# START OF Dataset records

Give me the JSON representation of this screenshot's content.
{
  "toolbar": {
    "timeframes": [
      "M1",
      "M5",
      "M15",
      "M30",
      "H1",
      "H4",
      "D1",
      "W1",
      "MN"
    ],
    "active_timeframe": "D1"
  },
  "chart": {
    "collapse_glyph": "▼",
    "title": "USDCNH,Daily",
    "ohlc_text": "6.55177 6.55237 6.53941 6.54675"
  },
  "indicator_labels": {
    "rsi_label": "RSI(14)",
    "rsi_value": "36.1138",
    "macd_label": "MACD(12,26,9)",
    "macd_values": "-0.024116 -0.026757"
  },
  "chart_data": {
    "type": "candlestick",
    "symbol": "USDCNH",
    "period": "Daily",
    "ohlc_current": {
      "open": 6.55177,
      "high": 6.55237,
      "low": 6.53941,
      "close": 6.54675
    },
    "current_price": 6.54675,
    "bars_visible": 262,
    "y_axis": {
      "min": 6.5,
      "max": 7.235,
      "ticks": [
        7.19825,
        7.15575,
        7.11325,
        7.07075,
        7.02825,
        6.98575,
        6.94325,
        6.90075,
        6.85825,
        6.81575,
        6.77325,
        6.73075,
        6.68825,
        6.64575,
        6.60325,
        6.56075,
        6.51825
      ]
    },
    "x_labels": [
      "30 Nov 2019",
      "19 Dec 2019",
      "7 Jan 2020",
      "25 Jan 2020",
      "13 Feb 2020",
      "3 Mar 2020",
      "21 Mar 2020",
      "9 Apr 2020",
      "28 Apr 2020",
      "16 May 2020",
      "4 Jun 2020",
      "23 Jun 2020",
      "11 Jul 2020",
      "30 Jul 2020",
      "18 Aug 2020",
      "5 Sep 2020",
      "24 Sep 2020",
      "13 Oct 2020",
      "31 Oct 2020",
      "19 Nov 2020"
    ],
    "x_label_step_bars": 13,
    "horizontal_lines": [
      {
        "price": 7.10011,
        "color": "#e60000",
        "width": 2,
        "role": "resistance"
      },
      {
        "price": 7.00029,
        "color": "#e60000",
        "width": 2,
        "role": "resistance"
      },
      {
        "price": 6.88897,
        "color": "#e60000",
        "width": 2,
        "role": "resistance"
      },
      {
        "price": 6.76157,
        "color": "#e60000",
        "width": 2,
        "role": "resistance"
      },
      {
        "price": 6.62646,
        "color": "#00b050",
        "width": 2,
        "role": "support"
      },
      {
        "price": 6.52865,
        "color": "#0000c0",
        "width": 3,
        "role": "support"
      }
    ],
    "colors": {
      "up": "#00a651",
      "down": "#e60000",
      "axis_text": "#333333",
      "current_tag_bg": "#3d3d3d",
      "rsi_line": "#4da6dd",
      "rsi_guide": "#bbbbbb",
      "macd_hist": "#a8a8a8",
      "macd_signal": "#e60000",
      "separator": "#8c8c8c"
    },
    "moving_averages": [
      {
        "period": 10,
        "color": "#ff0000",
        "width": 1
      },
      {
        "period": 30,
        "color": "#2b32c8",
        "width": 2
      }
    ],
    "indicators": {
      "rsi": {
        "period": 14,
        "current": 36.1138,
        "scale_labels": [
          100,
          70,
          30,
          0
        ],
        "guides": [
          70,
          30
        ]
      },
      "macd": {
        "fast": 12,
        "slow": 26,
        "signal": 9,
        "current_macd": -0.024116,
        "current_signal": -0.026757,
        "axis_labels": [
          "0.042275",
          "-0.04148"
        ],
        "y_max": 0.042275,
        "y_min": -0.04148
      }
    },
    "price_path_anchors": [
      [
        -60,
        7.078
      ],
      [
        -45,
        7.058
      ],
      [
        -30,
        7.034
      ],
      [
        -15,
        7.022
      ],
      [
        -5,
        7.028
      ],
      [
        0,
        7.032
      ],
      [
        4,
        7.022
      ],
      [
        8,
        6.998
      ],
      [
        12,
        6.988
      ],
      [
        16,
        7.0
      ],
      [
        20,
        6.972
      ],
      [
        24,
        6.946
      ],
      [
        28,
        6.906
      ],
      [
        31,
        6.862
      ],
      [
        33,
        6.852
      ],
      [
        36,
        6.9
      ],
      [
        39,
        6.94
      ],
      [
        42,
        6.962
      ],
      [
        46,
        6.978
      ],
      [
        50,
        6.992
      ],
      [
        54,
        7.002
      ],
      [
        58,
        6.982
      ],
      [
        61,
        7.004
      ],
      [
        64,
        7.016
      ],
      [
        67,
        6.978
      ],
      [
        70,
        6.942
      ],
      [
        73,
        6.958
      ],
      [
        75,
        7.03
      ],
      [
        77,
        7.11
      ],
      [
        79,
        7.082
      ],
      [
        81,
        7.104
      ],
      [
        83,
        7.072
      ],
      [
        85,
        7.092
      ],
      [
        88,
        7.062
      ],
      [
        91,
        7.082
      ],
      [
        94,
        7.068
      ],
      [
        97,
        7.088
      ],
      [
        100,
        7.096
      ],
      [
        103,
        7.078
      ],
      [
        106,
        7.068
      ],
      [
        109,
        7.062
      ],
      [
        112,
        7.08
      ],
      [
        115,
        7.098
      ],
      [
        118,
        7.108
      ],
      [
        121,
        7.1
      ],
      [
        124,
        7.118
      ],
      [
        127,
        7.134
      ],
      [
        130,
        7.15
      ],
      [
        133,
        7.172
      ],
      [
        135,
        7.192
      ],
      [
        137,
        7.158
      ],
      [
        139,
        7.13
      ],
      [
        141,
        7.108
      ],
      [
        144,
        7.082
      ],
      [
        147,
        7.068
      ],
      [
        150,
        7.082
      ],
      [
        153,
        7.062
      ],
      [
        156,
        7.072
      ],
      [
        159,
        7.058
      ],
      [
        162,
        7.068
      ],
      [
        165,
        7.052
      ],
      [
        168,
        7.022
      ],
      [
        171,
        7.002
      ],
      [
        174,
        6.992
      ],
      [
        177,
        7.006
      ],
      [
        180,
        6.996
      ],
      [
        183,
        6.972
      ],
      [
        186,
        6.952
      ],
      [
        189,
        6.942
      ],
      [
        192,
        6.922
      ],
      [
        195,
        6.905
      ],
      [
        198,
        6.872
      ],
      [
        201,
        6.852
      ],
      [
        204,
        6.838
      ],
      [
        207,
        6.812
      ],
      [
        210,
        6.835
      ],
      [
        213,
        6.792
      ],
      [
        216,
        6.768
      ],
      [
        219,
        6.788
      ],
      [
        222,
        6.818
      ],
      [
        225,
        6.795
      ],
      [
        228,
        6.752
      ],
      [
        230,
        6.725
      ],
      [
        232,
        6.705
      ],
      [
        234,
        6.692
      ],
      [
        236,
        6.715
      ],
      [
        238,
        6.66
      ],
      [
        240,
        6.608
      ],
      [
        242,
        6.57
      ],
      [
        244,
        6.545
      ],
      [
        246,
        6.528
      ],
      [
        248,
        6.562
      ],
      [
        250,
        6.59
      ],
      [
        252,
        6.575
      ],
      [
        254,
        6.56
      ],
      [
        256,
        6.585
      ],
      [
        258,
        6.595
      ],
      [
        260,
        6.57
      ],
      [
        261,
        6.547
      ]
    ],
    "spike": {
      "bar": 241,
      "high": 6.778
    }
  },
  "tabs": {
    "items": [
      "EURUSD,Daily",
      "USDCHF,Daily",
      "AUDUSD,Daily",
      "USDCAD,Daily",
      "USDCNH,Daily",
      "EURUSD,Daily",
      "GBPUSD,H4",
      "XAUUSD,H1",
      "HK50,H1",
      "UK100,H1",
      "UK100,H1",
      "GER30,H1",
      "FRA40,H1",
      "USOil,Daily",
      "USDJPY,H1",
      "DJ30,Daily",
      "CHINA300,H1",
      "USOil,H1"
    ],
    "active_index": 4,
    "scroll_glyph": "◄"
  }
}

# END OF Dataset records

**Instructions to follow**
Reproduce each record exactly as it appears.

**Answer below**
Give me the JSON representation of this screenshot's content.
{
  "toolbar": {
    "timeframes": [
      "M1",
      "M5",
      "M15",
      "M30",
      "H1",
      "H4",
      "D1",
      "W1",
      "MN"
    ],
    "active_timeframe": "D1"
  },
  "chart": {
    "collapse_glyph": "▼",
    "title": "USDCNH,Daily",
    "ohlc_text": "6.55177 6.55237 6.53941 6.54675"
  },
  "indicator_labels": {
    "rsi_label": "RSI(14)",
    "rsi_value": "36.1138",
    "macd_label": "MACD(12,26,9)",
    "macd_values": "-0.024116 -0.026757"
  },
  "chart_data": {
    "type": "candlestick",
    "symbol": "USDCNH",
    "period": "Daily",
    "ohlc_current": {
      "open": 6.55177,
      "high": 6.55237,
      "low": 6.53941,
      "close": 6.54675
    },
    "current_price": 6.54675,
    "bars_visible": 262,
    "y_axis": {
      "min": 6.5,
      "max": 7.235,
      "ticks": [
        7.19825,
        7.15575,
        7.11325,
        7.07075,
        7.02825,
        6.98575,
        6.94325,
        6.90075,
        6.85825,
        6.81575,
        6.77325,
        6.73075,
        6.68825,
        6.64575,
        6.60325,
        6.56075,
        6.51825
      ]
    },
    "x_labels": [
      "30 Nov 2019",
      "19 Dec 2019",
      "7 Jan 2020",
      "25 Jan 2020",
      "13 Feb 2020",
      "3 Mar 2020",
      "21 Mar 2020",
      "9 Apr 2020",
      "28 Apr 2020",
      "16 May 2020",
      "4 Jun 2020",
      "23 Jun 2020",
      "11 Jul 2020",
      "30 Jul 2020",
      "18 Aug 2020",
      "5 Sep 2020",
      "24 Sep 2020",
      "13 Oct 2020",
      "31 Oct 2020",
      "19 Nov 2020"
    ],
    "x_label_step_bars": 13,
    "horizontal_lines": [
      {
        "price": 7.10011,
        "color": "#e60000",
        "width": 2,
        "role": "resistance"
      },
      {
        "price": 7.00029,
        "color": "#e60000",
        "width": 2,
        "role": "resistance"
      },
      {
        "price": 6.88897,
        "color": "#e60000",
        "width": 2,
        "role": "resistance"
      },
      {
        "price": 6.76157,
        "color": "#e60000",
        "width": 2,
        "role": "resistance"
      },
      {
        "price": 6.62646,
        "color": "#00b050",
        "width": 2,
        "role": "support"
      },
      {
        "price": 6.52865,
        "color": "#0000c0",
        "width": 3,
        "role": "support"
      }
    ],
    "colors": {
      "up": "#00a651",
      "down": "#e60000",
      "axis_text": "#333333",
      "current_tag_bg": "#3d3d3d",
      "rsi_line": "#4da6dd",
      "rsi_guide": "#bbbbbb",
      "macd_hist": "#a8a8a8",
      "macd_signal": "#e60000",
      "separator": "#8c8c8c"
    },
    "moving_averages": [
      {
        "period": 10,
        "color": "#ff0000",
        "width": 1
      },
      {
        "period": 30,
        "color": "#2b32c8",
        "width": 2
      }
    ],
    "indicators": {
      "rsi": {
        "period": 14,
        "current": 36.1138,
        "scale_labels": [
          100,
          70,
          30,
          0
        ],
        "guides": [
          70,
          30
        ]
      },
      "macd": {
        "fast": 12,
        "slow": 26,
        "signal": 9,
        "current_macd": -0.024116,
        "current_signal": -0.026757,
        "axis_labels": [
          "0.042275",
          "-0.04148"
        ],
        "y_max": 0.042275,
        "y_min": -0.04148
      }
    },
    "price_path_anchors": [
      [
        -60,
        7.078
      ],
      [
        -45,
        7.058
      ],
      [
        -30,
        7.034
      ],
      [
        -15,
        7.022
      ],
      [
        -5,
        7.028
      ],
      [
        0,
        7.032
      ],
      [
        4,
        7.022
      ],
      [
        8,
        6.998
      ],
      [
        12,
        6.988
      ],
      [
        16,
        7.0
      ],
      [
        20,
        6.972
      ],
      [
        24,
        6.946
      ],
      [
        28,
        6.906
      ],
      [
        31,
        6.862
      ],
      [
        33,
        6.852
      ],
      [
        36,
        6.9
      ],
      [
        39,
        6.94
      ],
      [
        42,
        6.962
      ],
      [
        46,
        6.978
      ],
      [
        50,
        6.992
      ],
      [
        54,
        7.002
      ],
      [
        58,
        6.982
      ],
      [
        61,
        7.004
      ],
      [
        64,
        7.016
      ],
      [
        67,
        6.978
      ],
      [
        70,
        6.942
      ],
      [
        73,
        6.958
      ],
      [
        75,
        7.03
      ],
      [
        77,
        7.11
      ],
      [
        79,
        7.082
      ],
      [
        81,
        7.104
      ],
      [
        83,
        7.072
      ],
      [
        85,
        7.092
      ],
      [
        88,
        7.062
      ],
      [
        91,
        7.082
      ],
      [
        94,
        7.068
      ],
      [
        97,
        7.088
      ],
      [
        100,
        7.096
      ],
      [
        103,
        7.078
      ],
      [
        106,
        7.068
      ],
      [
        109,
        7.062
      ],
      [
        112,
        7.08
      ],
      [
        115,
        7.098
      ],
      [
        118,
        7.108
      ],
      [
        121,
        7.1
      ],
      [
        124,
        7.118
      ],
      [
        127,
        7.134
      ],
      [
        130,
        7.15
      ],
      [
        133,
        7.172
      ],
      [
        135,
        7.192
      ],
      [
        137,
        7.158
      ],
      [
        139,
        7.13
      ],
      [
        141,
        7.108
      ],
      [
        144,
        7.082
      ],
      [
        147,
        7.068
      ],
      [
        150,
        7.082
      ],
      [
        153,
        7.062
      ],
      [
        156,
        7.072
      ],
      [
        159,
        7.058
      ],
      [
        162,
        7.068
      ],
      [
        165,
        7.052
      ],
      [
        168,
        7.022
      ],
      [
        171,
        7.002
      ],
      [
        174,
        6.992
      ],
      [
        177,
        7.006
      ],
      [
        180,
        6.996
      ],
      [
        183,
        6.972
      ],
      [
        186,
        6.952
      ],
      [
        189,
        6.942
      ],
      [
        192,
        6.922
      ],
      [
        195,
        6.905
      ],
      [
        198,
        6.872
      ],
      [
        201,
        6.852
      ],
      [
        204,
        6.838
      ],
      [
        207,
        6.812
      ],
      [
        210,
        6.835
      ],
      [
        213,
        6.792
      ],
      [
        216,
        6.768
      ],
      [
        219,
        6.788
      ],
      [
        222,
        6.818
      ],
      [
        225,
        6.795
      ],
      [
        228,
        6.752
      ],
      [
        230,
        6.725
      ],
      [
        232,
        6.705
      ],
      [
        234,
        6.692
      ],
      [
        236,
        6.715
      ],
      [
        238,
        6.66
      ],
      [
        240,
        6.608
      ],
      [
        242,
        6.57
      ],
      [
        244,
        6.545
      ],
      [
        246,
        6.528
      ],
      [
        248,
        6.562
      ],
      [
        250,
        6.59
      ],
      [
        252,
        6.575
      ],
      [
        254,
        6.56
      ],
      [
        256,
        6.585
      ],
      [
        258,
        6.595
      ],
      [
        260,
        6.57
      ],
      [
        261,
        6.547
      ]
    ],
    "spike": {
      "bar": 241,
      "high": 6.778
    }
  },
  "tabs": {
    "items": [
      "EURUSD,Daily",
      "USDCHF,Daily",
      "AUDUSD,Daily",
      "USDCAD,Daily",
      "USDCNH,Daily",
      "EURUSD,Daily",
      "GBPUSD,H4",
      "XAUUSD,H1",
      "HK50,H1",
      "UK100,H1",
      "UK100,H1",
      "GER30,H1",
      "FRA40,H1",
      "USOil,Daily",
      "USDJPY,H1",
      "DJ30,Daily",
      "CHINA300,H1",
      "USOil,H1"
    ],
    "active_index": 4,
    "scroll_glyph": "◄"
  }
}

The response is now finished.